== WHAT IS REQUIRED ==
Your copy of the material below should match it exactly, except that it holds no pictures.

— Begin DATA SECTION —

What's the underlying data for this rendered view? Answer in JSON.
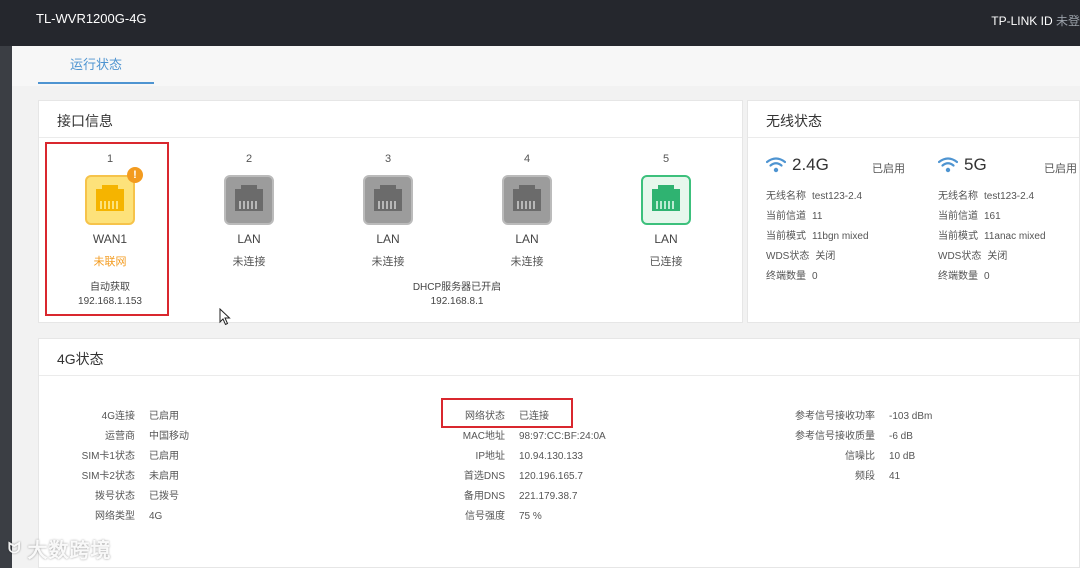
{
  "header": {
    "model": "TL-WVR1200G-4G",
    "account_label": "TP-LINK ID",
    "account_status": "未登"
  },
  "tabs": [
    {
      "label": "运行状态",
      "active": true
    }
  ],
  "interfaces": {
    "title": "接口信息",
    "ports": [
      {
        "number": "1",
        "name": "WAN1",
        "status": "未联网",
        "icon": "ethernet-port-warning-icon",
        "alert": "!"
      },
      {
        "number": "2",
        "name": "LAN",
        "status": "未连接",
        "icon": "ethernet-port-icon"
      },
      {
        "number": "3",
        "name": "LAN",
        "status": "未连接",
        "icon": "ethernet-port-icon"
      },
      {
        "number": "4",
        "name": "LAN",
        "status": "未连接",
        "icon": "ethernet-port-icon"
      },
      {
        "number": "5",
        "name": "LAN",
        "status": "已连接",
        "icon": "ethernet-port-connected-icon"
      }
    ],
    "wan_mode": "自动获取",
    "wan_ip": "192.168.1.153",
    "dhcp_status": "DHCP服务器已开启",
    "lan_ip": "192.168.8.1"
  },
  "wireless": {
    "title": "无线状态",
    "bands": [
      {
        "band": "2.4G",
        "state": "已启用",
        "rows": [
          {
            "label": "无线名称",
            "value": "test123-2.4"
          },
          {
            "label": "当前信道",
            "value": "11"
          },
          {
            "label": "当前模式",
            "value": "11bgn mixed"
          },
          {
            "label": "WDS状态",
            "value": "关闭"
          },
          {
            "label": "终端数量",
            "value": "0"
          }
        ]
      },
      {
        "band": "5G",
        "state": "已启用",
        "rows": [
          {
            "label": "无线名称",
            "value": "test123-2.4"
          },
          {
            "label": "当前信道",
            "value": "161"
          },
          {
            "label": "当前模式",
            "value": "11anac mixed"
          },
          {
            "label": "WDS状态",
            "value": "关闭"
          },
          {
            "label": "终端数量",
            "value": "0"
          }
        ]
      }
    ]
  },
  "lte": {
    "title": "4G状态",
    "col1": [
      {
        "label": "4G连接",
        "value": "已启用"
      },
      {
        "label": "运营商",
        "value": "中国移动"
      },
      {
        "label": "SIM卡1状态",
        "value": "已启用"
      },
      {
        "label": "SIM卡2状态",
        "value": "未启用"
      },
      {
        "label": "拨号状态",
        "value": "已拨号"
      },
      {
        "label": "网络类型",
        "value": "4G"
      }
    ],
    "col2": [
      {
        "label": "网络状态",
        "value": "已连接"
      },
      {
        "label": "MAC地址",
        "value": "98:97:CC:BF:24:0A"
      },
      {
        "label": "IP地址",
        "value": "10.94.130.133"
      },
      {
        "label": "首选DNS",
        "value": "120.196.165.7"
      },
      {
        "label": "备用DNS",
        "value": "221.179.38.7"
      },
      {
        "label": "信号强度",
        "value": "75 %"
      }
    ],
    "col3": [
      {
        "label": "参考信号接收功率",
        "value": "-103 dBm"
      },
      {
        "label": "参考信号接收质量",
        "value": "-6 dB"
      },
      {
        "label": "信噪比",
        "value": "10 dB"
      },
      {
        "label": "频段",
        "value": "41"
      }
    ]
  },
  "watermark": {
    "text": "大数跨境"
  },
  "colors": {
    "accent": "#4e94d1",
    "warning": "#f39b1f",
    "connected": "#3cc07c",
    "highlight": "#d9272e"
  }
}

— End DATA SECTION —

== CORRECT OUTPUT ==
What's the underlying data for this rendered view? Answer in JSON.
{
  "header": {
    "model": "TL-WVR1200G-4G",
    "account_label": "TP-LINK ID",
    "account_status": "未登"
  },
  "tabs": [
    {
      "label": "运行状态",
      "active": true
    }
  ],
  "interfaces": {
    "title": "接口信息",
    "ports": [
      {
        "number": "1",
        "name": "WAN1",
        "status": "未联网",
        "icon": "ethernet-port-warning-icon",
        "alert": "!"
      },
      {
        "number": "2",
        "name": "LAN",
        "status": "未连接",
        "icon": "ethernet-port-icon"
      },
      {
        "number": "3",
        "name": "LAN",
        "status": "未连接",
        "icon": "ethernet-port-icon"
      },
      {
        "number": "4",
        "name": "LAN",
        "status": "未连接",
        "icon": "ethernet-port-icon"
      },
      {
        "number": "5",
        "name": "LAN",
        "status": "已连接",
        "icon": "ethernet-port-connected-icon"
      }
    ],
    "wan_mode": "自动获取",
    "wan_ip": "192.168.1.153",
    "dhcp_status": "DHCP服务器已开启",
    "lan_ip": "192.168.8.1"
  },
  "wireless": {
    "title": "无线状态",
    "bands": [
      {
        "band": "2.4G",
        "state": "已启用",
        "rows": [
          {
            "label": "无线名称",
            "value": "test123-2.4"
          },
          {
            "label": "当前信道",
            "value": "11"
          },
          {
            "label": "当前模式",
            "value": "11bgn mixed"
          },
          {
            "label": "WDS状态",
            "value": "关闭"
          },
          {
            "label": "终端数量",
            "value": "0"
          }
        ]
      },
      {
        "band": "5G",
        "state": "已启用",
        "rows": [
          {
            "label": "无线名称",
            "value": "test123-2.4"
          },
          {
            "label": "当前信道",
            "value": "161"
          },
          {
            "label": "当前模式",
            "value": "11anac mixed"
          },
          {
            "label": "WDS状态",
            "value": "关闭"
          },
          {
            "label": "终端数量",
            "value": "0"
          }
        ]
      }
    ]
  },
  "lte": {
    "title": "4G状态",
    "col1": [
      {
        "label": "4G连接",
        "value": "已启用"
      },
      {
        "label": "运营商",
        "value": "中国移动"
      },
      {
        "label": "SIM卡1状态",
        "value": "已启用"
      },
      {
        "label": "SIM卡2状态",
        "value": "未启用"
      },
      {
        "label": "拨号状态",
        "value": "已拨号"
      },
      {
        "label": "网络类型",
        "value": "4G"
      }
    ],
    "col2": [
      {
        "label": "网络状态",
        "value": "已连接"
      },
      {
        "label": "MAC地址",
        "value": "98:97:CC:BF:24:0A"
      },
      {
        "label": "IP地址",
        "value": "10.94.130.133"
      },
      {
        "label": "首选DNS",
        "value": "120.196.165.7"
      },
      {
        "label": "备用DNS",
        "value": "221.179.38.7"
      },
      {
        "label": "信号强度",
        "value": "75 %"
      }
    ],
    "col3": [
      {
        "label": "参考信号接收功率",
        "value": "-103 dBm"
      },
      {
        "label": "参考信号接收质量",
        "value": "-6 dB"
      },
      {
        "label": "信噪比",
        "value": "10 dB"
      },
      {
        "label": "频段",
        "value": "41"
      }
    ]
  },
  "watermark": {
    "text": "大数跨境"
  },
  "colors": {
    "accent": "#4e94d1",
    "warning": "#f39b1f",
    "connected": "#3cc07c",
    "highlight": "#d9272e"
  }
}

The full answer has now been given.